> **ENTRIES**:
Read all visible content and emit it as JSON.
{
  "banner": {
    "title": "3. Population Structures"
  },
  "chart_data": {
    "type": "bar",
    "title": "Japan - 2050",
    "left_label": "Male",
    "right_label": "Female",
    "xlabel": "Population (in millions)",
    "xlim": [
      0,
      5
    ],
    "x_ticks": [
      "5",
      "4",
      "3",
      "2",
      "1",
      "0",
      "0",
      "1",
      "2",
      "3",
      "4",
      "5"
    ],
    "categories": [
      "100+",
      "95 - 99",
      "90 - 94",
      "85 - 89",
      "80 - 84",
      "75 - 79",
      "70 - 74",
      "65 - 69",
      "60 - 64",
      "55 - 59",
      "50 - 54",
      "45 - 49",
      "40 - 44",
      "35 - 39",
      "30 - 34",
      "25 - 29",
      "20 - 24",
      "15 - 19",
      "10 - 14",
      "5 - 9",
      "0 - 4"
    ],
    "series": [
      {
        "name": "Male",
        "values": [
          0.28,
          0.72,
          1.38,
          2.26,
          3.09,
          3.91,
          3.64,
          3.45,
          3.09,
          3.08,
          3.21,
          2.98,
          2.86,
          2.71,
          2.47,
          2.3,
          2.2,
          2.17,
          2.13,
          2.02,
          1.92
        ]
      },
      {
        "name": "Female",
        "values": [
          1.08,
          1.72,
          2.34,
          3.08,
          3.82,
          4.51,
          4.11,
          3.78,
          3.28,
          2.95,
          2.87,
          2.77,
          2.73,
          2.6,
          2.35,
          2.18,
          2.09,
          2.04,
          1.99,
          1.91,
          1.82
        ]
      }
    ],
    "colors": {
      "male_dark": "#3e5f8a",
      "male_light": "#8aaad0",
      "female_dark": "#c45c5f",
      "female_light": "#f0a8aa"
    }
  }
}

> **TASK TO COMPLETE**: Select every line in the records above that contains the word "title".

> **EXERCISE RESPONSE**:
    "title": "3. Population Structures"
    "title": "Japan - 2050",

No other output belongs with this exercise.